## Begin SUPPLIED MATERIAL

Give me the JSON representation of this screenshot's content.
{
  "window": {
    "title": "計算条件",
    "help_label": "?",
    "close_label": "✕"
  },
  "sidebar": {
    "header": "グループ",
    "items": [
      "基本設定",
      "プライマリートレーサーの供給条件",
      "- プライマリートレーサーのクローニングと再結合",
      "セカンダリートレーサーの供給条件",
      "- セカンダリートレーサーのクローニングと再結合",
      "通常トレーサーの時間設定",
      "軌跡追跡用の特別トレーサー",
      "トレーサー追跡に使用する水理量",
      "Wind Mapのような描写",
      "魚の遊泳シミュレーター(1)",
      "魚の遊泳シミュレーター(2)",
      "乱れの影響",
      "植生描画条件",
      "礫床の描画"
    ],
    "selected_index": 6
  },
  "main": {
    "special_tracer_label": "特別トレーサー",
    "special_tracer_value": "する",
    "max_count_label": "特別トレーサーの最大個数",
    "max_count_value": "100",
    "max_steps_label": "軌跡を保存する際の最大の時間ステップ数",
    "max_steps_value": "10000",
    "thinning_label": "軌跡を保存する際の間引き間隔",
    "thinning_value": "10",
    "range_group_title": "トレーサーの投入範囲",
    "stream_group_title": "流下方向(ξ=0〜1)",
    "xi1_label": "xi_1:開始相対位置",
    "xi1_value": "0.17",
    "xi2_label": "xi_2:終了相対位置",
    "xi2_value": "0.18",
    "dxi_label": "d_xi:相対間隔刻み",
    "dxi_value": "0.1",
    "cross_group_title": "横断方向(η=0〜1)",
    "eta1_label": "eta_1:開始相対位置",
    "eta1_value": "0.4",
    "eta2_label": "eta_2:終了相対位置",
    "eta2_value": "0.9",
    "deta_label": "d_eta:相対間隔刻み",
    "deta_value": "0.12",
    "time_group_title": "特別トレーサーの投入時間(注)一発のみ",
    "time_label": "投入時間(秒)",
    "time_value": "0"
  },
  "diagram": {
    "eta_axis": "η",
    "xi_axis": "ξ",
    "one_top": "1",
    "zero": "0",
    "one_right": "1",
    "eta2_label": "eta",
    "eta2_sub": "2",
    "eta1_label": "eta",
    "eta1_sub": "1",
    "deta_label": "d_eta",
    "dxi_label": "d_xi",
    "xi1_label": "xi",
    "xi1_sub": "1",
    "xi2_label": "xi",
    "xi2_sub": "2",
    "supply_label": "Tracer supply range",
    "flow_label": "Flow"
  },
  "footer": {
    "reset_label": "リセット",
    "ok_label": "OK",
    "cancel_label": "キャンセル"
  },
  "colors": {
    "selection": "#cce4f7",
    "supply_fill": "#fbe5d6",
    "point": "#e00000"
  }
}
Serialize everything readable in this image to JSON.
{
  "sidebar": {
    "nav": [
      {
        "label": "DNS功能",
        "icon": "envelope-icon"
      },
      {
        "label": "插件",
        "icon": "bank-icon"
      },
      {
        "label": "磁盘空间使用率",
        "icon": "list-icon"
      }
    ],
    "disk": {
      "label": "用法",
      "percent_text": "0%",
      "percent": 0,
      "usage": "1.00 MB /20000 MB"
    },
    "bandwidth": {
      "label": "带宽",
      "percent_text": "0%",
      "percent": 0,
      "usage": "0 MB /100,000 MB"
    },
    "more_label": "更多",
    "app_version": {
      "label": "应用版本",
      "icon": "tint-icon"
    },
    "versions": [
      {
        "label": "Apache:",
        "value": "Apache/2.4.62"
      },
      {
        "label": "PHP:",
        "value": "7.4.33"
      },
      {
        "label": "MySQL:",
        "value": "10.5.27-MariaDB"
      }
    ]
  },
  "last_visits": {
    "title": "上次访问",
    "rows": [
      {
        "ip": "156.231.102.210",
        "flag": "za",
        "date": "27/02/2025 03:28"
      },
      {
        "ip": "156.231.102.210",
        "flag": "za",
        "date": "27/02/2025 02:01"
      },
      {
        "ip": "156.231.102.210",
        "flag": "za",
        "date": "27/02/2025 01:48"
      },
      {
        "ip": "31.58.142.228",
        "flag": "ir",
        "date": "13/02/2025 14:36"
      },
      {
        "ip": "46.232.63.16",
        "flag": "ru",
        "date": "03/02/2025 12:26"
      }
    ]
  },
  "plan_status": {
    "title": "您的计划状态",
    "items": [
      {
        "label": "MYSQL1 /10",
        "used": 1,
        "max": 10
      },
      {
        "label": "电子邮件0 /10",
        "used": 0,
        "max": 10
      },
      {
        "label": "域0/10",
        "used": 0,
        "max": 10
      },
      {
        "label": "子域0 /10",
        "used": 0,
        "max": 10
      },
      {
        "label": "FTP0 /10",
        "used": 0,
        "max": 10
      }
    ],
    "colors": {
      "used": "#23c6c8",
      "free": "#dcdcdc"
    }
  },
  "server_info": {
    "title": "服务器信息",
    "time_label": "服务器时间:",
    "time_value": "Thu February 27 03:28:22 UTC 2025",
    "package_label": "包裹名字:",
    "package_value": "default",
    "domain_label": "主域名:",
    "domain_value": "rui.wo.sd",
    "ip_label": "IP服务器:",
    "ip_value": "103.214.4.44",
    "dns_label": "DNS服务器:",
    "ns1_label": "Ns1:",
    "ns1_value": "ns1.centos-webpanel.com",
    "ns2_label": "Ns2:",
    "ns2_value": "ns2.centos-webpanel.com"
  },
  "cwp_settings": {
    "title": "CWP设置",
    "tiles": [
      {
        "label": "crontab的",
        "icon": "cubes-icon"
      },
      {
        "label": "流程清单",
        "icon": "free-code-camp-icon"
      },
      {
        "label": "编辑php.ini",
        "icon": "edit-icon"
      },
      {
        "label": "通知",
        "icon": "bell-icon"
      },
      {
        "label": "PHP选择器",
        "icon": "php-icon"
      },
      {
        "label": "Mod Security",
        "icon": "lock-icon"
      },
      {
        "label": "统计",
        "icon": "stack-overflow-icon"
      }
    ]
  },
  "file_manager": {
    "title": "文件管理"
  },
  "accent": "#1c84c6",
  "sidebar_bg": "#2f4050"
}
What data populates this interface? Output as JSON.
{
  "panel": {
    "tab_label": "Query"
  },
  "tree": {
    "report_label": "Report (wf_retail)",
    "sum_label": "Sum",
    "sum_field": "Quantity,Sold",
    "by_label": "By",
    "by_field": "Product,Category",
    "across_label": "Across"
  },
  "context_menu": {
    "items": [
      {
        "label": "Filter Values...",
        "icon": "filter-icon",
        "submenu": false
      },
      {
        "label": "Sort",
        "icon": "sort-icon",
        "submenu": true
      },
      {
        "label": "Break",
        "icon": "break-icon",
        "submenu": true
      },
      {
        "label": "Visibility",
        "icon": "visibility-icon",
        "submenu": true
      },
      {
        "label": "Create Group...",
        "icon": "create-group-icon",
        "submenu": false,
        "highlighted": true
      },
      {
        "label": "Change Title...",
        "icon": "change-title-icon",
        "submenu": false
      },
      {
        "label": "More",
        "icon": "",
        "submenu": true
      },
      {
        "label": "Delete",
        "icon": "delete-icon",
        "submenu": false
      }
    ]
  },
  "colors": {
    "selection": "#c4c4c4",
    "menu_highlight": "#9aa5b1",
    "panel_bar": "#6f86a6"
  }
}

## End SUPPLIED MATERIAL

WHAT IS REQUIRED: Give exactly the lines from the one with "What data populates" to the end of the entries, nothing before them.

RESPONSE TO THE TASK:
What data populates this interface? Output as JSON.
{
  "panel": {
    "tab_label": "Query"
  },
  "tree": {
    "report_label": "Report (wf_retail)",
    "sum_label": "Sum",
    "sum_field": "Quantity,Sold",
    "by_label": "By",
    "by_field": "Product,Category",
    "across_label": "Across"
  },
  "context_menu": {
    "items": [
      {
        "label": "Filter Values...",
        "icon": "filter-icon",
        "submenu": false
      },
      {
        "label": "Sort",
        "icon": "sort-icon",
        "submenu": true
      },
      {
        "label": "Break",
        "icon": "break-icon",
        "submenu": true
      },
      {
        "label": "Visibility",
        "icon": "visibility-icon",
        "submenu": true
      },
      {
        "label": "Create Group...",
        "icon": "create-group-icon",
        "submenu": false,
        "highlighted": true
      },
      {
        "label": "Change Title...",
        "icon": "change-title-icon",
        "submenu": false
      },
      {
        "label": "More",
        "icon": "",
        "submenu": true
      },
      {
        "label": "Delete",
        "icon": "delete-icon",
        "submenu": false
      }
    ]
  },
  "colors": {
    "selection": "#c4c4c4",
    "menu_highlight": "#9aa5b1",
    "panel_bar": "#6f86a6"
  }
}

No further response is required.